SOURCE DATA:
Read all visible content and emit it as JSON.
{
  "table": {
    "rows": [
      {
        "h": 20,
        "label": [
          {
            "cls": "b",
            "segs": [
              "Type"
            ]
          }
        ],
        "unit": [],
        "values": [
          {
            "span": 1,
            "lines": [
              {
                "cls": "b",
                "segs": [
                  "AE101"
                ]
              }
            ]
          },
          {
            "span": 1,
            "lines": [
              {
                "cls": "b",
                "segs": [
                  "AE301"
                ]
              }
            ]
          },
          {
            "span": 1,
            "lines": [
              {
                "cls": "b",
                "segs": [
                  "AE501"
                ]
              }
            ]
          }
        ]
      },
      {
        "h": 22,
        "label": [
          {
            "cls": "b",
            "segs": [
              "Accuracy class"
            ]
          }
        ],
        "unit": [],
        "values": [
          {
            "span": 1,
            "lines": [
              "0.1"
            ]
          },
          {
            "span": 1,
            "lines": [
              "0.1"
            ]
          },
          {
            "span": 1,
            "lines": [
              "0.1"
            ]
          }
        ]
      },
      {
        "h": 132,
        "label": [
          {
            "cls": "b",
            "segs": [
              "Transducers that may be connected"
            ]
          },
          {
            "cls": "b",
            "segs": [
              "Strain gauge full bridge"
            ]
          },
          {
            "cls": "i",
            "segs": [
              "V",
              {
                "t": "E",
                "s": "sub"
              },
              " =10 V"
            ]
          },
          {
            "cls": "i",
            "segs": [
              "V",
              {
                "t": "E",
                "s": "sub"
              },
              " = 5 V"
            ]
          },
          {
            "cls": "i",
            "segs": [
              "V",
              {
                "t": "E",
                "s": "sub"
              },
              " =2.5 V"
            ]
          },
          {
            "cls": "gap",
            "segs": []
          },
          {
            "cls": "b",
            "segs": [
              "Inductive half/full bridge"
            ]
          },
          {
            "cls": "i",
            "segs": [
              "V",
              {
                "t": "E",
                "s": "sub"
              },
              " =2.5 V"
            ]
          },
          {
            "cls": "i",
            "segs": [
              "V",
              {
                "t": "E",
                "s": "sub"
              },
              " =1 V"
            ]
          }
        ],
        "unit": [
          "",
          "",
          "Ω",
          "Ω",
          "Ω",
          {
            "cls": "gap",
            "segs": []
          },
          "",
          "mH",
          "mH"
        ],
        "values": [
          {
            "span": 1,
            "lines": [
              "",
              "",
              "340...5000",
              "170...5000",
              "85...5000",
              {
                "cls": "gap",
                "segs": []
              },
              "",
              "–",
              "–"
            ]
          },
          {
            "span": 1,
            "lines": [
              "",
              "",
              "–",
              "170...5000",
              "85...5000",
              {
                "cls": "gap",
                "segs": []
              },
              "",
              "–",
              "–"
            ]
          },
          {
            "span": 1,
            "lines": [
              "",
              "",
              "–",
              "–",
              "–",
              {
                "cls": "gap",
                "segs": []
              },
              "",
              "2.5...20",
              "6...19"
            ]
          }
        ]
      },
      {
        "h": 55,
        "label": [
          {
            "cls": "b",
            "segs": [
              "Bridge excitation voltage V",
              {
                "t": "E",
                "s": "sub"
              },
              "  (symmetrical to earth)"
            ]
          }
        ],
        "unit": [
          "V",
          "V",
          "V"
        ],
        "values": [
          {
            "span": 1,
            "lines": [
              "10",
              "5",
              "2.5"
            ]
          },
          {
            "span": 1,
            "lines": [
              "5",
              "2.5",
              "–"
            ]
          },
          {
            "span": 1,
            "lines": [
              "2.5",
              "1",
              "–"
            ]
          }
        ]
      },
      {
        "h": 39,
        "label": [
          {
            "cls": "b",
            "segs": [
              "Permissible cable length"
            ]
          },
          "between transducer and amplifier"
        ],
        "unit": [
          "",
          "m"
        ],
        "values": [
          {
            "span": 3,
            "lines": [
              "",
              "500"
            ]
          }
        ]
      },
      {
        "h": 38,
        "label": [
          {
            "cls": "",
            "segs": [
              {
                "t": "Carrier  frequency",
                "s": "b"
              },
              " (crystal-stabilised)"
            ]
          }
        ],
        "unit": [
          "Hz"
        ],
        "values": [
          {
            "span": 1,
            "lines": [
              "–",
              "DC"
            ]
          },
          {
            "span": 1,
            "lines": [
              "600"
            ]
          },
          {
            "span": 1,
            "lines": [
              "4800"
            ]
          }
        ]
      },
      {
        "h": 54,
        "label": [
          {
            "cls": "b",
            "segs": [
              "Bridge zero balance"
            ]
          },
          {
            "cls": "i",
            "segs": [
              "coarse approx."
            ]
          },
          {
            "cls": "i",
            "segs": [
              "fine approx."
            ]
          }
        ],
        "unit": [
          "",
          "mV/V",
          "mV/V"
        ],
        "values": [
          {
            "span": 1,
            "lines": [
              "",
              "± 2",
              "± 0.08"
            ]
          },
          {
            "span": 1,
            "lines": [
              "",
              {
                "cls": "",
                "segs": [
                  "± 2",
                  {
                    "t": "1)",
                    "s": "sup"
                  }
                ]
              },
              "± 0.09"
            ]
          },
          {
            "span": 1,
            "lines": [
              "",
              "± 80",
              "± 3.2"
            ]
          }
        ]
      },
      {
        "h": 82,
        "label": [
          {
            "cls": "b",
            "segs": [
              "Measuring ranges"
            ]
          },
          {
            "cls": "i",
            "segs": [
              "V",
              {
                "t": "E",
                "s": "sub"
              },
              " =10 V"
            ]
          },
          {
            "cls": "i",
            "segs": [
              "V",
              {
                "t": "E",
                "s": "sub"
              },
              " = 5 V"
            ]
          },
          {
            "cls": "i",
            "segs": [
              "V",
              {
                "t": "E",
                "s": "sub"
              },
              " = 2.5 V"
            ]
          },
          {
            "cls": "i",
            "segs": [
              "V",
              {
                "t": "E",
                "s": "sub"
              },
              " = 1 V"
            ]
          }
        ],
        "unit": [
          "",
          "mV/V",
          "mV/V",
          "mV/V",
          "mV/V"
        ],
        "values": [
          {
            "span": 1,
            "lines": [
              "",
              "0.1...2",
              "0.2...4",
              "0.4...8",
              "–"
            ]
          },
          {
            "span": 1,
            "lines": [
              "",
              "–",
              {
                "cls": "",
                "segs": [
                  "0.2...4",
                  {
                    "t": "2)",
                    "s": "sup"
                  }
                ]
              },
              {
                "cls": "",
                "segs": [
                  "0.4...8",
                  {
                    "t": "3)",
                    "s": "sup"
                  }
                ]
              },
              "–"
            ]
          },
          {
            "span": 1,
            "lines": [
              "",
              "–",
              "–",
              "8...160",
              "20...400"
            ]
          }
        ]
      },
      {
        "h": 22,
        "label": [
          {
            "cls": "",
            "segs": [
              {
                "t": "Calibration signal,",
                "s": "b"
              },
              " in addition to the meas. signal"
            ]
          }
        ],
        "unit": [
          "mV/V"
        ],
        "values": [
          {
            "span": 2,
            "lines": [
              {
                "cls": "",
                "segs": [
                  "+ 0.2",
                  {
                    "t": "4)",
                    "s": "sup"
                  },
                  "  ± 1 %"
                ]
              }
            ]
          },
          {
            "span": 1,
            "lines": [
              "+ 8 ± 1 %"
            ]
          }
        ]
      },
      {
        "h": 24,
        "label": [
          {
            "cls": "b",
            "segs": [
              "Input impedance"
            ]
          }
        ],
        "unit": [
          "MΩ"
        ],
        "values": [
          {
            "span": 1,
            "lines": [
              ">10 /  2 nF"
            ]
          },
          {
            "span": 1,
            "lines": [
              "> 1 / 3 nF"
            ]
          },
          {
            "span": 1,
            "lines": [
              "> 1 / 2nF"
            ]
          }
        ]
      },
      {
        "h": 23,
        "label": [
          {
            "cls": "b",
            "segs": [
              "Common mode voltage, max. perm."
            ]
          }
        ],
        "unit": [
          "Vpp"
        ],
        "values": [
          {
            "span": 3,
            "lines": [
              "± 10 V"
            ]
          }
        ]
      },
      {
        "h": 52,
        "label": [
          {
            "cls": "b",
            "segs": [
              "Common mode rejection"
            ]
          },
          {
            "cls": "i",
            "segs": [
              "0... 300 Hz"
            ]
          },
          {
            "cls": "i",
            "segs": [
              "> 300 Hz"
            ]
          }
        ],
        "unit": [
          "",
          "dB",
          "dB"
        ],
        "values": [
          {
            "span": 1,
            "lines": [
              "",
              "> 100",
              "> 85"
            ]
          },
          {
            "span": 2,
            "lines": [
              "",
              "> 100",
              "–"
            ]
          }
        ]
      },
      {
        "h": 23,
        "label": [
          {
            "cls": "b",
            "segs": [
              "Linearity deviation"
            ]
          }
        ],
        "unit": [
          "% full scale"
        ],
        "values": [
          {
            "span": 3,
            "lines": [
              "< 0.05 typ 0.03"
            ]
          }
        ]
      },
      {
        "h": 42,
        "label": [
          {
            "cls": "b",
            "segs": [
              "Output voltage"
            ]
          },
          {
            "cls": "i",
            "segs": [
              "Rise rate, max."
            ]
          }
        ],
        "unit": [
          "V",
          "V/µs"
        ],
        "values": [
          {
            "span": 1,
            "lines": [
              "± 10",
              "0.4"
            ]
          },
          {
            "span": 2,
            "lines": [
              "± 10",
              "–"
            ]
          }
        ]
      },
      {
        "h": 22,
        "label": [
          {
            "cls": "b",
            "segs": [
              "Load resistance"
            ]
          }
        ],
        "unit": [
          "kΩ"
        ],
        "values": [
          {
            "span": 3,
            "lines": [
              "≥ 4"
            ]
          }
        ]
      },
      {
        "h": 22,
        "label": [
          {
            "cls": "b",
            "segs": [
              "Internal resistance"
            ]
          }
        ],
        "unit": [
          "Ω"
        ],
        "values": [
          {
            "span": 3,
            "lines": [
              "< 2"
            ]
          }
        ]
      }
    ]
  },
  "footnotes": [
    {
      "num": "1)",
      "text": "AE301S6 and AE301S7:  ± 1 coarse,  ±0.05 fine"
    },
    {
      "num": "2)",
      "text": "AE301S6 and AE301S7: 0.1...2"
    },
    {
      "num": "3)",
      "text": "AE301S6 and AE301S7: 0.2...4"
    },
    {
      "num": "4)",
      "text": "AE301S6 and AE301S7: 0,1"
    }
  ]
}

EXERCISE DETAILS:
Select and copy each line from the data that includes the word "fine".

CORRECT OUTPUT:
              "fine approx."
      "text": "AE301S6 and AE301S7:  ± 1 coarse,  ±0.05 fine"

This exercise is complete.